##### Records

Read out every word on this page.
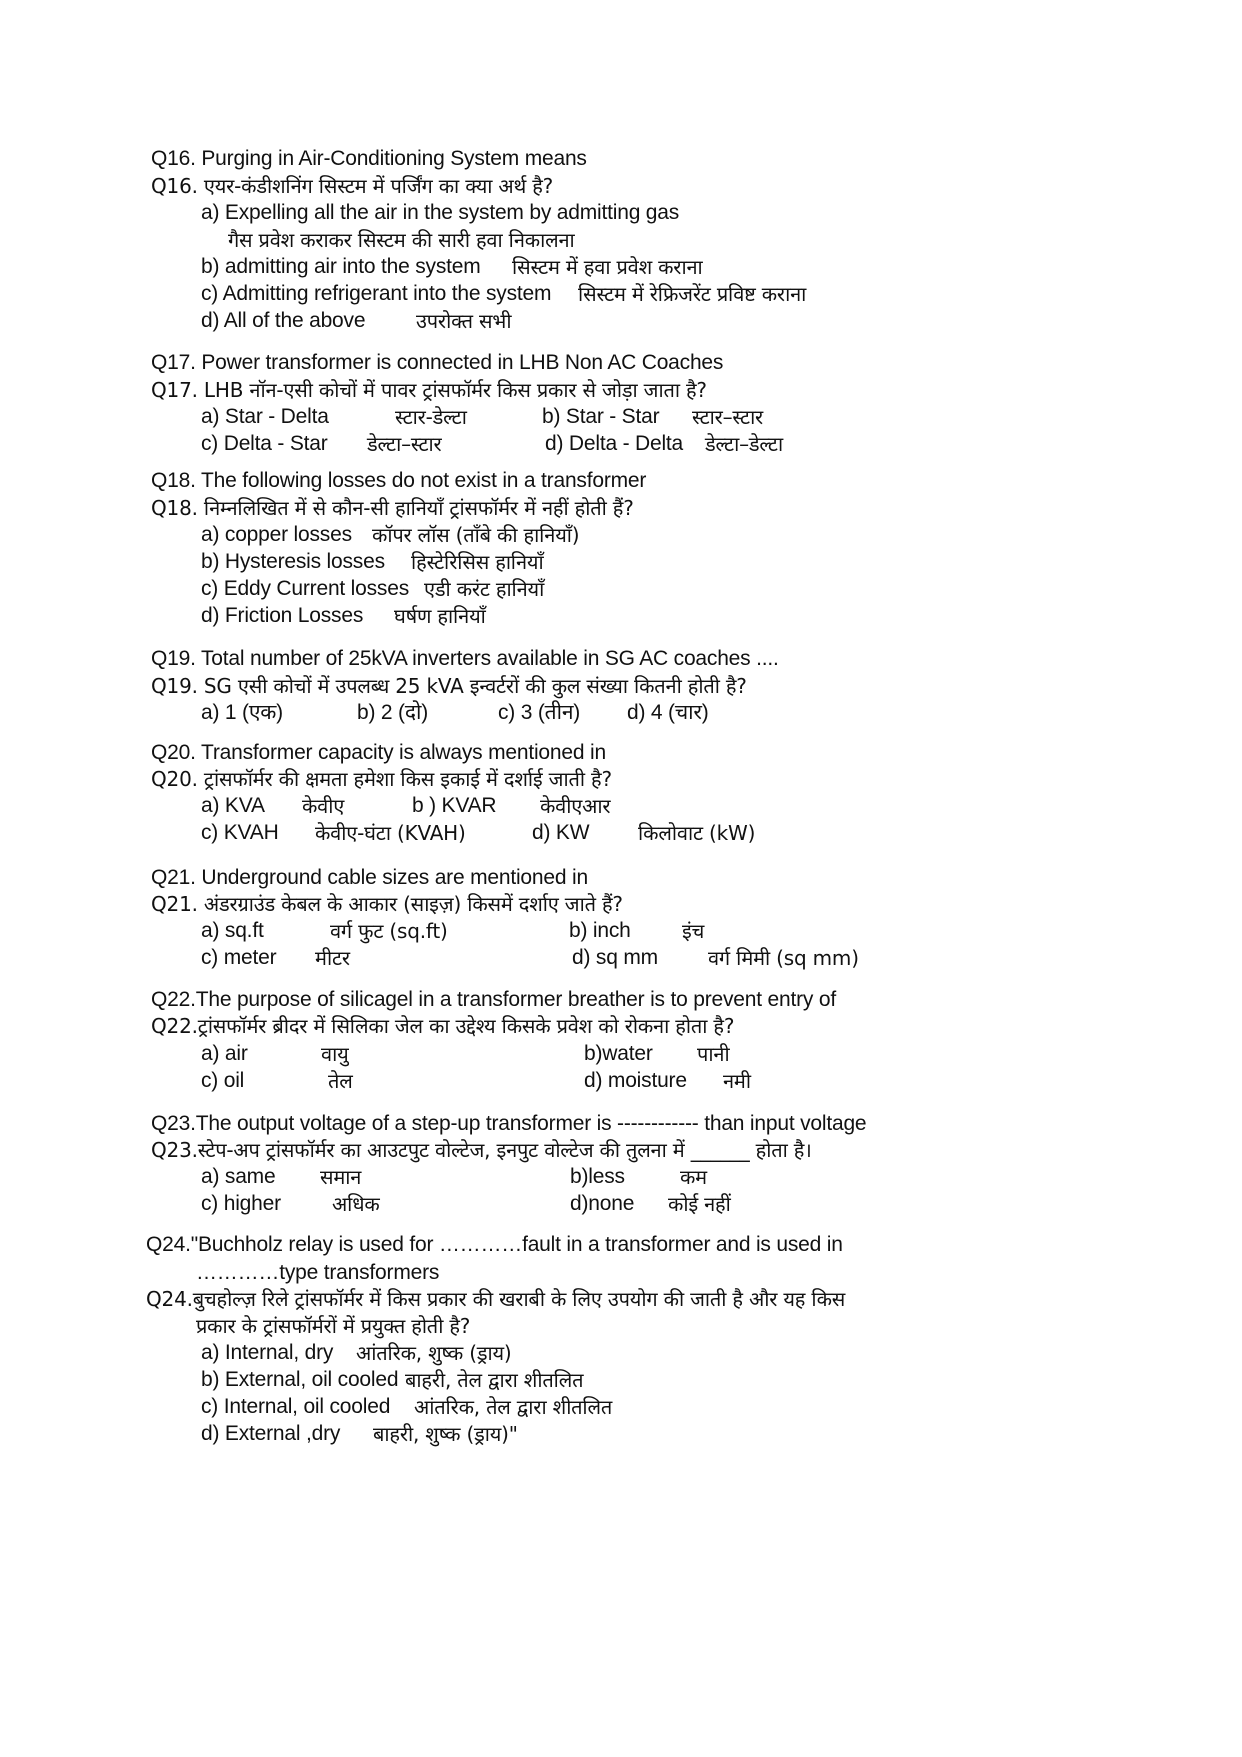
Q16. Purging in Air-Conditioning System means
Q16. एयर-कंडीशनिंग सिस्टम में पर्जिंग का क्या अर्थ है?
a) Expelling all the air in the system by admitting gas
गैस प्रवेश कराकर सिस्टम की सारी हवा निकालना
b) admitting air into the system सिस्टम में हवा प्रवेश कराना
c) Admitting refrigerant into the system सिस्टम में रेफ्रिजरेंट प्रविष्ट कराना
d) All of the above	उपरोक्त सभी
Q17. Power transformer is connected in LHB Non AC Coaches
Q17. LHB नॉन-एसी कोचों में पावर ट्रांसफॉर्मर किस प्रकार से जोड़ा जाता है?
a) Star - Delta	स्टार-डेल्टा	b) Star - Star स्टार–स्टार
c) Delta - Star डेल्टा–स्टार	d) Delta - Delta डेल्टा–डेल्टा
Q18. The following losses do not exist in a transformer
Q18. निम्नलिखित में से कौन-सी हानियाँ ट्रांसफॉर्मर में नहीं होती हैं?
a) copper losses कॉपर लॉस (ताँबे की हानियाँ)
b) Hysteresis losses हिस्टेरिसिस हानियाँ
c) Eddy Current losses एडी करंट हानियाँ
d) Friction Losses घर्षण हानियाँ
Q19. Total number of 25kVA inverters available in SG AC coaches ....
Q19. SG एसी कोचों में उपलब्ध 25 kVA इन्वर्टरों की कुल संख्या कितनी होती है?
a) 1 (एक)	b) 2 (दो)	c) 3 (तीन) d) 4 (चार)
Q20. Transformer capacity is always mentioned in
Q20. ट्रांसफॉर्मर की क्षमता हमेशा किस इकाई में दर्शाई जाती है?
a) KVA केवीए	b ) KVAR केवीएआर
c) KVAH केवीए-घंटा (KVAH)	d) KW किलोवाट (kW)
Q21. Underground cable sizes are mentioned in
Q21. अंडरग्राउंड केबल के आकार (साइज़) किसमें दर्शाए जाते हैं?
a) sq.ft	वर्ग फुट (sq.ft)	b) inch	इंच
c) meter मीटर	d) sq mm	वर्ग मिमी (sq mm)
Q22.The purpose of silicagel in a transformer breather is to prevent entry of
Q22.ट्रांसफॉर्मर ब्रीदर में सिलिका जेल का उद्देश्य किसके प्रवेश को रोकना होता है?
a) air	वायु	b)water पानी
c) oil	तेल	d) moisture नमी
Q23.The output voltage of a step-up transformer is ------------ than input voltage
Q23.स्टेप-अप ट्रांसफॉर्मर का आउटपुट वोल्टेज, इनपुट वोल्टेज की तुलना में ______ होता है।
a) same समान	b)less	कम
c) higher	अधिक	d)none कोई नहीं
Q24."Buchholz relay is used for …………fault in a transformer and is used in
…………type transformers
Q24.बुचहोल्ज़ रिले ट्रांसफॉर्मर में किस प्रकार की खराबी के लिए उपयोग की जाती है और यह किस
प्रकार के ट्रांसफॉर्मरों में प्रयुक्त होती है?
a) Internal, dry आंतरिक, शुष्क (ड्राय)
b) External, oil cooled बाहरी, तेल द्वारा शीतलित
c) Internal, oil cooled आंतरिक, तेल द्वारा शीतलित
d) External ,dry बाहरी, शुष्क (ड्राय)"
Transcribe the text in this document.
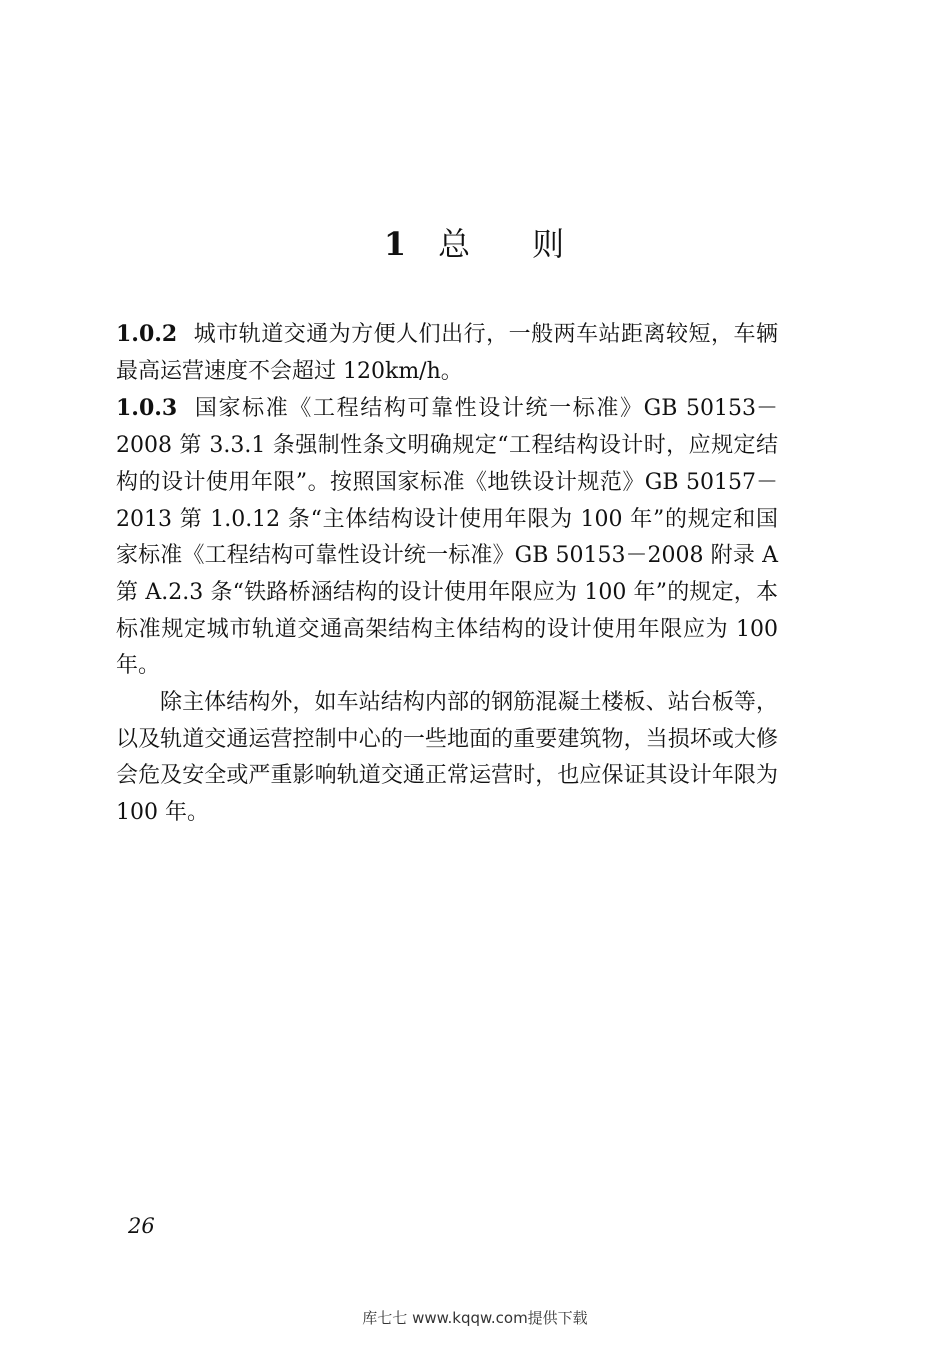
1 总 则

1.0.2 城市轨道交通为方便人们出行，一般两车站距离较短，车辆最高运营速度不会超过 120km/h。

1.0.3 国家标准《工程结构可靠性设计统一标准》GB 50153－2008 第 3.3.1 条强制性条文明确规定“工程结构设计时，应规定结构的设计使用年限”。按照国家标准《地铁设计规范》GB 50157－2013 第 1.0.12 条“主体结构设计使用年限为 100 年”的规定和国家标准《工程结构可靠性设计统一标准》GB 50153－2008 附录 A 第 A.2.3 条“铁路桥涵结构的设计使用年限应为 100 年”的规定，本标准规定城市轨道交通高架结构主体结构的设计使用年限应为 100 年。

除主体结构外，如车站结构内部的钢筋混凝土楼板、站台板等，以及轨道交通运营控制中心的一些地面的重要建筑物，当损坏或大修会危及安全或严重影响轨道交通正常运营时，也应保证其设计年限为 100 年。

26
库七七 www.kqqw.com提供下载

##########

Exactly the lines from the one with "Transcribe the text in this document." through the end of the records should be written out, and only those. Pictures do not belong in the copy.

Transcribe the text in this document.
1 总 则

1.0.2 城市轨道交通为方便人们出行，一般两车站距离较短，车辆最高运营速度不会超过 120km/h。

1.0.3 国家标准《工程结构可靠性设计统一标准》GB 50153－2008 第 3.3.1 条强制性条文明确规定“工程结构设计时，应规定结构的设计使用年限”。按照国家标准《地铁设计规范》GB 50157－2013 第 1.0.12 条“主体结构设计使用年限为 100 年”的规定和国家标准《工程结构可靠性设计统一标准》GB 50153－2008 附录 A 第 A.2.3 条“铁路桥涵结构的设计使用年限应为 100 年”的规定，本标准规定城市轨道交通高架结构主体结构的设计使用年限应为 100 年。

除主体结构外，如车站结构内部的钢筋混凝土楼板、站台板等，以及轨道交通运营控制中心的一些地面的重要建筑物，当损坏或大修会危及安全或严重影响轨道交通正常运营时，也应保证其设计年限为 100 年。

26
库七七 www.kqqw.com提供下载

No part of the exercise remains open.